Directions for this task -> Retype all of the listing exactly, passing over any picture you find.

Raw records:
###
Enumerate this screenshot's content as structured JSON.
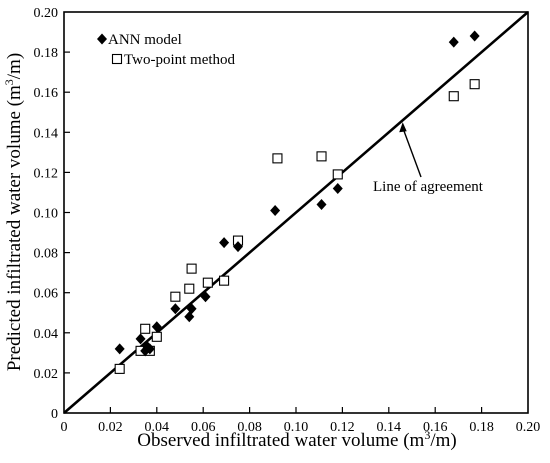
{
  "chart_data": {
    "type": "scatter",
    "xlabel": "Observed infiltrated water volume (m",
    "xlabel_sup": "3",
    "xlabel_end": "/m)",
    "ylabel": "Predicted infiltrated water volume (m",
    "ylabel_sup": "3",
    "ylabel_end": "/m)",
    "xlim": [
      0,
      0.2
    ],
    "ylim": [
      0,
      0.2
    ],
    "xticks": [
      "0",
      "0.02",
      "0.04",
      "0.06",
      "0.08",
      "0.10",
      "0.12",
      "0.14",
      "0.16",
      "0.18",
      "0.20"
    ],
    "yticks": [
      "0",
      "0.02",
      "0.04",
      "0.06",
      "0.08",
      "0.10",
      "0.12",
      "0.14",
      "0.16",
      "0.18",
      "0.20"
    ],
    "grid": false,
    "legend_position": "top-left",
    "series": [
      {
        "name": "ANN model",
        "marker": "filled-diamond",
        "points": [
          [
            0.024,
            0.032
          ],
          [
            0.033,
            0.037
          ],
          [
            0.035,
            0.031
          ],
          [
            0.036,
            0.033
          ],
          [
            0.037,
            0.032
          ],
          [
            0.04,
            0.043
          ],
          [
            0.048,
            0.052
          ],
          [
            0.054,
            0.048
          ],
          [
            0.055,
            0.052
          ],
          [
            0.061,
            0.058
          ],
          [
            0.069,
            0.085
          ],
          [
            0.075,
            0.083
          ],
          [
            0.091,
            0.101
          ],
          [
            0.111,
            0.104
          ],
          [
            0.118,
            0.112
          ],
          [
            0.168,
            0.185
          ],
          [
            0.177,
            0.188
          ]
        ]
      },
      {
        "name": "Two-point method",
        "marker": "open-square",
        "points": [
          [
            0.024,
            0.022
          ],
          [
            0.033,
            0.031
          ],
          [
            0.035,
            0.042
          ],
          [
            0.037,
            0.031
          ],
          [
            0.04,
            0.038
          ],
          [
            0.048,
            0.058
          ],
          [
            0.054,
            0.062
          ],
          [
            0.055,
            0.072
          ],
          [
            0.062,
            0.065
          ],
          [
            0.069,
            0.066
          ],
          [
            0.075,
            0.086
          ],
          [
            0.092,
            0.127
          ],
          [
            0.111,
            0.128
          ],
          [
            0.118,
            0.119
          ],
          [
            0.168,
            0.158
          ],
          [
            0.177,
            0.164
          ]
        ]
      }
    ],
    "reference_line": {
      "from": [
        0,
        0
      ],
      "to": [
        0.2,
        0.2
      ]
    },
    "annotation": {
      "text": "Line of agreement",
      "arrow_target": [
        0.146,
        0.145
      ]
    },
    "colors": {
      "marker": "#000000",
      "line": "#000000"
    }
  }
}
###
Result for this exercise ->
Enumerate this screenshot's content as structured JSON.
{
  "chart_data": {
    "type": "scatter",
    "xlabel": "Observed infiltrated water volume (m",
    "xlabel_sup": "3",
    "xlabel_end": "/m)",
    "ylabel": "Predicted infiltrated water volume (m",
    "ylabel_sup": "3",
    "ylabel_end": "/m)",
    "xlim": [
      0,
      0.2
    ],
    "ylim": [
      0,
      0.2
    ],
    "xticks": [
      "0",
      "0.02",
      "0.04",
      "0.06",
      "0.08",
      "0.10",
      "0.12",
      "0.14",
      "0.16",
      "0.18",
      "0.20"
    ],
    "yticks": [
      "0",
      "0.02",
      "0.04",
      "0.06",
      "0.08",
      "0.10",
      "0.12",
      "0.14",
      "0.16",
      "0.18",
      "0.20"
    ],
    "grid": false,
    "legend_position": "top-left",
    "series": [
      {
        "name": "ANN model",
        "marker": "filled-diamond",
        "points": [
          [
            0.024,
            0.032
          ],
          [
            0.033,
            0.037
          ],
          [
            0.035,
            0.031
          ],
          [
            0.036,
            0.033
          ],
          [
            0.037,
            0.032
          ],
          [
            0.04,
            0.043
          ],
          [
            0.048,
            0.052
          ],
          [
            0.054,
            0.048
          ],
          [
            0.055,
            0.052
          ],
          [
            0.061,
            0.058
          ],
          [
            0.069,
            0.085
          ],
          [
            0.075,
            0.083
          ],
          [
            0.091,
            0.101
          ],
          [
            0.111,
            0.104
          ],
          [
            0.118,
            0.112
          ],
          [
            0.168,
            0.185
          ],
          [
            0.177,
            0.188
          ]
        ]
      },
      {
        "name": "Two-point method",
        "marker": "open-square",
        "points": [
          [
            0.024,
            0.022
          ],
          [
            0.033,
            0.031
          ],
          [
            0.035,
            0.042
          ],
          [
            0.037,
            0.031
          ],
          [
            0.04,
            0.038
          ],
          [
            0.048,
            0.058
          ],
          [
            0.054,
            0.062
          ],
          [
            0.055,
            0.072
          ],
          [
            0.062,
            0.065
          ],
          [
            0.069,
            0.066
          ],
          [
            0.075,
            0.086
          ],
          [
            0.092,
            0.127
          ],
          [
            0.111,
            0.128
          ],
          [
            0.118,
            0.119
          ],
          [
            0.168,
            0.158
          ],
          [
            0.177,
            0.164
          ]
        ]
      }
    ],
    "reference_line": {
      "from": [
        0,
        0
      ],
      "to": [
        0.2,
        0.2
      ]
    },
    "annotation": {
      "text": "Line of agreement",
      "arrow_target": [
        0.146,
        0.145
      ]
    },
    "colors": {
      "marker": "#000000",
      "line": "#000000"
    }
  }
}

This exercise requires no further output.